◆ **DATASET ROWS**
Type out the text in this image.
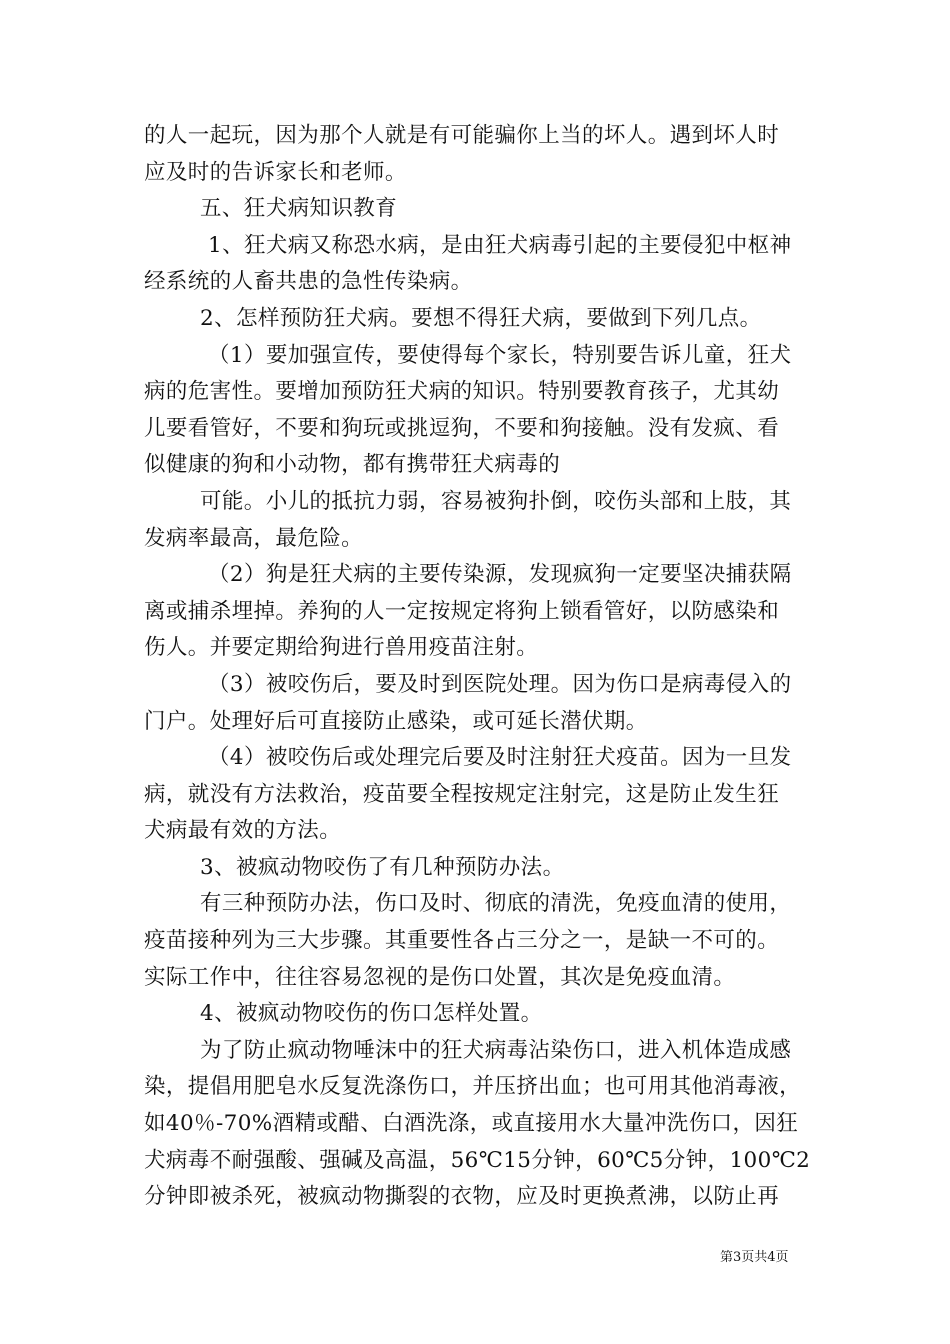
的人一起玩，因为那个人就是有可能骗你上当的坏人。遇到坏人时

应及时的告诉家长和老师。

五、狂犬病知识教育

1、狂犬病又称恐水病，是由狂犬病毒引起的主要侵犯中枢神

经系统的人畜共患的急性传染病。

2、怎样预防狂犬病。要想不得狂犬病，要做到下列几点。

（1）要加强宣传，要使得每个家长，特别要告诉儿童，狂犬

病的危害性。要增加预防狂犬病的知识。特别要教育孩子，尤其幼

儿要看管好，不要和狗玩或挑逗狗，不要和狗接触。没有发疯、看

似健康的狗和小动物，都有携带狂犬病毒的

可能。小儿的抵抗力弱，容易被狗扑倒，咬伤头部和上肢，其

发病率最高，最危险。

（2）狗是狂犬病的主要传染源，发现疯狗一定要坚决捕获隔

离或捕杀埋掉。养狗的人一定按规定将狗上锁看管好，以防感染和

伤人。并要定期给狗进行兽用疫苗注射。

（3）被咬伤后，要及时到医院处理。因为伤口是病毒侵入的

门户。处理好后可直接防止感染，或可延长潜伏期。

（4）被咬伤后或处理完后要及时注射狂犬疫苗。因为一旦发

病，就没有方法救治，疫苗要全程按规定注射完，这是防止发生狂

犬病最有效的方法。

3、被疯动物咬伤了有几种预防办法。

有三种预防办法，伤口及时、彻底的清洗，免疫血清的使用，

疫苗接种列为三大步骤。其重要性各占三分之一，是缺一不可的。

实际工作中，往往容易忽视的是伤口处置，其次是免疫血清。

4、被疯动物咬伤的伤口怎样处置。

为了防止疯动物唾沫中的狂犬病毒沾染伤口，进入机体造成感

染，提倡用肥皂水反复洗涤伤口，并压挤出血；也可用其他消毒液，

如40％-70%酒精或醋、白酒洗涤，或直接用水大量冲洗伤口，因狂

犬病毒不耐强酸、强碱及高温，56℃15分钟，60℃5分钟，100℃2

分钟即被杀死，被疯动物撕裂的衣物，应及时更换煮沸，以防止再

第3页共4页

◆ **WRITTEN EXERCISE**
Excluding the pictures, reproduce every entry exactly as given.

◆ **WORKED SOLUTION**
Type out the text in this image.
的人一起玩，因为那个人就是有可能骗你上当的坏人。遇到坏人时

应及时的告诉家长和老师。

五、狂犬病知识教育

1、狂犬病又称恐水病，是由狂犬病毒引起的主要侵犯中枢神

经系统的人畜共患的急性传染病。

2、怎样预防狂犬病。要想不得狂犬病，要做到下列几点。

（1）要加强宣传，要使得每个家长，特别要告诉儿童，狂犬

病的危害性。要增加预防狂犬病的知识。特别要教育孩子，尤其幼

儿要看管好，不要和狗玩或挑逗狗，不要和狗接触。没有发疯、看

似健康的狗和小动物，都有携带狂犬病毒的

可能。小儿的抵抗力弱，容易被狗扑倒，咬伤头部和上肢，其

发病率最高，最危险。

（2）狗是狂犬病的主要传染源，发现疯狗一定要坚决捕获隔

离或捕杀埋掉。养狗的人一定按规定将狗上锁看管好，以防感染和

伤人。并要定期给狗进行兽用疫苗注射。

（3）被咬伤后，要及时到医院处理。因为伤口是病毒侵入的

门户。处理好后可直接防止感染，或可延长潜伏期。

（4）被咬伤后或处理完后要及时注射狂犬疫苗。因为一旦发

病，就没有方法救治，疫苗要全程按规定注射完，这是防止发生狂

犬病最有效的方法。

3、被疯动物咬伤了有几种预防办法。

有三种预防办法，伤口及时、彻底的清洗，免疫血清的使用，

疫苗接种列为三大步骤。其重要性各占三分之一，是缺一不可的。

实际工作中，往往容易忽视的是伤口处置，其次是免疫血清。

4、被疯动物咬伤的伤口怎样处置。

为了防止疯动物唾沫中的狂犬病毒沾染伤口，进入机体造成感

染，提倡用肥皂水反复洗涤伤口，并压挤出血；也可用其他消毒液，

如40％-70%酒精或醋、白酒洗涤，或直接用水大量冲洗伤口，因狂

犬病毒不耐强酸、强碱及高温，56℃15分钟，60℃5分钟，100℃2

分钟即被杀死，被疯动物撕裂的衣物，应及时更换煮沸，以防止再

第3页共4页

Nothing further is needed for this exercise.